### [Given instruction]
Can you output the records below exactly as they are written?
* Start Listing *
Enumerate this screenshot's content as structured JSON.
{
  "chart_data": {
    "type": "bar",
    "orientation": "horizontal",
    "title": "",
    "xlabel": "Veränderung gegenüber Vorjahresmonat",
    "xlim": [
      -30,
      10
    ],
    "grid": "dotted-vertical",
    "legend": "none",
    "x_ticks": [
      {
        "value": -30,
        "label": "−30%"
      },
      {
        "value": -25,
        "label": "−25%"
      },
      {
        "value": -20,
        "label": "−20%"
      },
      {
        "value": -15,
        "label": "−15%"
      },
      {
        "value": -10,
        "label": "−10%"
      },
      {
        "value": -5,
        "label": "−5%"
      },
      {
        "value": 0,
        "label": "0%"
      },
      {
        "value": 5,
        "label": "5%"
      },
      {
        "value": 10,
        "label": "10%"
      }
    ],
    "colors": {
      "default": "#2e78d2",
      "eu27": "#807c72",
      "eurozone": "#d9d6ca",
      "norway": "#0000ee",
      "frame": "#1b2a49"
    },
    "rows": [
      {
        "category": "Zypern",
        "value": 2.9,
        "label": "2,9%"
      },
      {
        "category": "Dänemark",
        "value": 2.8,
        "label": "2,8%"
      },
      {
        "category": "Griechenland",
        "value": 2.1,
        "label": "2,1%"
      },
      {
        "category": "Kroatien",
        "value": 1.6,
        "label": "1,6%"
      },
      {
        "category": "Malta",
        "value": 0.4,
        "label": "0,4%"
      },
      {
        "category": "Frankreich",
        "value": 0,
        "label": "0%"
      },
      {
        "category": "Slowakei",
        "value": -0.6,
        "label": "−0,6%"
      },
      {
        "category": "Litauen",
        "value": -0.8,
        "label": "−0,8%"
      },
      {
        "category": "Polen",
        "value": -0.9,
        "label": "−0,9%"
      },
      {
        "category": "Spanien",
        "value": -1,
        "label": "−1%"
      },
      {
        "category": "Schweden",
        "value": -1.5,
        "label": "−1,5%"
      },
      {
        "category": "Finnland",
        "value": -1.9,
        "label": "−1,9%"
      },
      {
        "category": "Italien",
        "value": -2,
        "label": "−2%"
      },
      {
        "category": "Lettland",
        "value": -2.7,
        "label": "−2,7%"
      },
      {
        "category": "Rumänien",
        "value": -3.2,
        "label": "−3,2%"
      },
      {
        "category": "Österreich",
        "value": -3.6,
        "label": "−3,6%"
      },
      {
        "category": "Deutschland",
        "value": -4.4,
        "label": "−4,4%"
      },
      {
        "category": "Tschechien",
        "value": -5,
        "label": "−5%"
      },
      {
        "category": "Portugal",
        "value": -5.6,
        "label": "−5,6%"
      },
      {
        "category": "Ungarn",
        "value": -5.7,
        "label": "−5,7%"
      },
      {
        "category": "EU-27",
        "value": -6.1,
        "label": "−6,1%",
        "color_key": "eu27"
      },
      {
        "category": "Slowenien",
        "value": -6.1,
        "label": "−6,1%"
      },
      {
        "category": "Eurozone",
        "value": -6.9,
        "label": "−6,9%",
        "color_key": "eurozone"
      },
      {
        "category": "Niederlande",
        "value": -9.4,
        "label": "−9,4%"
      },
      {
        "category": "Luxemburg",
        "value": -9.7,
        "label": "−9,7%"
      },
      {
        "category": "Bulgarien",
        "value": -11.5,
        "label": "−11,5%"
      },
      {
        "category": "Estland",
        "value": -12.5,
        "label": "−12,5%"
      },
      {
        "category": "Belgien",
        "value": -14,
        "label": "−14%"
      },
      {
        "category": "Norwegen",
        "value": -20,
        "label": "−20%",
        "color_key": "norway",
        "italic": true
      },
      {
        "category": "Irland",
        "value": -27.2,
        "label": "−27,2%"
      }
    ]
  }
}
* End Listing *
### [Response to the exercise]
Enumerate this screenshot's content as structured JSON.
{
  "chart_data": {
    "type": "bar",
    "orientation": "horizontal",
    "title": "",
    "xlabel": "Veränderung gegenüber Vorjahresmonat",
    "xlim": [
      -30,
      10
    ],
    "grid": "dotted-vertical",
    "legend": "none",
    "x_ticks": [
      {
        "value": -30,
        "label": "−30%"
      },
      {
        "value": -25,
        "label": "−25%"
      },
      {
        "value": -20,
        "label": "−20%"
      },
      {
        "value": -15,
        "label": "−15%"
      },
      {
        "value": -10,
        "label": "−10%"
      },
      {
        "value": -5,
        "label": "−5%"
      },
      {
        "value": 0,
        "label": "0%"
      },
      {
        "value": 5,
        "label": "5%"
      },
      {
        "value": 10,
        "label": "10%"
      }
    ],
    "colors": {
      "default": "#2e78d2",
      "eu27": "#807c72",
      "eurozone": "#d9d6ca",
      "norway": "#0000ee",
      "frame": "#1b2a49"
    },
    "rows": [
      {
        "category": "Zypern",
        "value": 2.9,
        "label": "2,9%"
      },
      {
        "category": "Dänemark",
        "value": 2.8,
        "label": "2,8%"
      },
      {
        "category": "Griechenland",
        "value": 2.1,
        "label": "2,1%"
      },
      {
        "category": "Kroatien",
        "value": 1.6,
        "label": "1,6%"
      },
      {
        "category": "Malta",
        "value": 0.4,
        "label": "0,4%"
      },
      {
        "category": "Frankreich",
        "value": 0,
        "label": "0%"
      },
      {
        "category": "Slowakei",
        "value": -0.6,
        "label": "−0,6%"
      },
      {
        "category": "Litauen",
        "value": -0.8,
        "label": "−0,8%"
      },
      {
        "category": "Polen",
        "value": -0.9,
        "label": "−0,9%"
      },
      {
        "category": "Spanien",
        "value": -1,
        "label": "−1%"
      },
      {
        "category": "Schweden",
        "value": -1.5,
        "label": "−1,5%"
      },
      {
        "category": "Finnland",
        "value": -1.9,
        "label": "−1,9%"
      },
      {
        "category": "Italien",
        "value": -2,
        "label": "−2%"
      },
      {
        "category": "Lettland",
        "value": -2.7,
        "label": "−2,7%"
      },
      {
        "category": "Rumänien",
        "value": -3.2,
        "label": "−3,2%"
      },
      {
        "category": "Österreich",
        "value": -3.6,
        "label": "−3,6%"
      },
      {
        "category": "Deutschland",
        "value": -4.4,
        "label": "−4,4%"
      },
      {
        "category": "Tschechien",
        "value": -5,
        "label": "−5%"
      },
      {
        "category": "Portugal",
        "value": -5.6,
        "label": "−5,6%"
      },
      {
        "category": "Ungarn",
        "value": -5.7,
        "label": "−5,7%"
      },
      {
        "category": "EU-27",
        "value": -6.1,
        "label": "−6,1%",
        "color_key": "eu27"
      },
      {
        "category": "Slowenien",
        "value": -6.1,
        "label": "−6,1%"
      },
      {
        "category": "Eurozone",
        "value": -6.9,
        "label": "−6,9%",
        "color_key": "eurozone"
      },
      {
        "category": "Niederlande",
        "value": -9.4,
        "label": "−9,4%"
      },
      {
        "category": "Luxemburg",
        "value": -9.7,
        "label": "−9,7%"
      },
      {
        "category": "Bulgarien",
        "value": -11.5,
        "label": "−11,5%"
      },
      {
        "category": "Estland",
        "value": -12.5,
        "label": "−12,5%"
      },
      {
        "category": "Belgien",
        "value": -14,
        "label": "−14%"
      },
      {
        "category": "Norwegen",
        "value": -20,
        "label": "−20%",
        "color_key": "norway",
        "italic": true
      },
      {
        "category": "Irland",
        "value": -27.2,
        "label": "−27,2%"
      }
    ]
  }
}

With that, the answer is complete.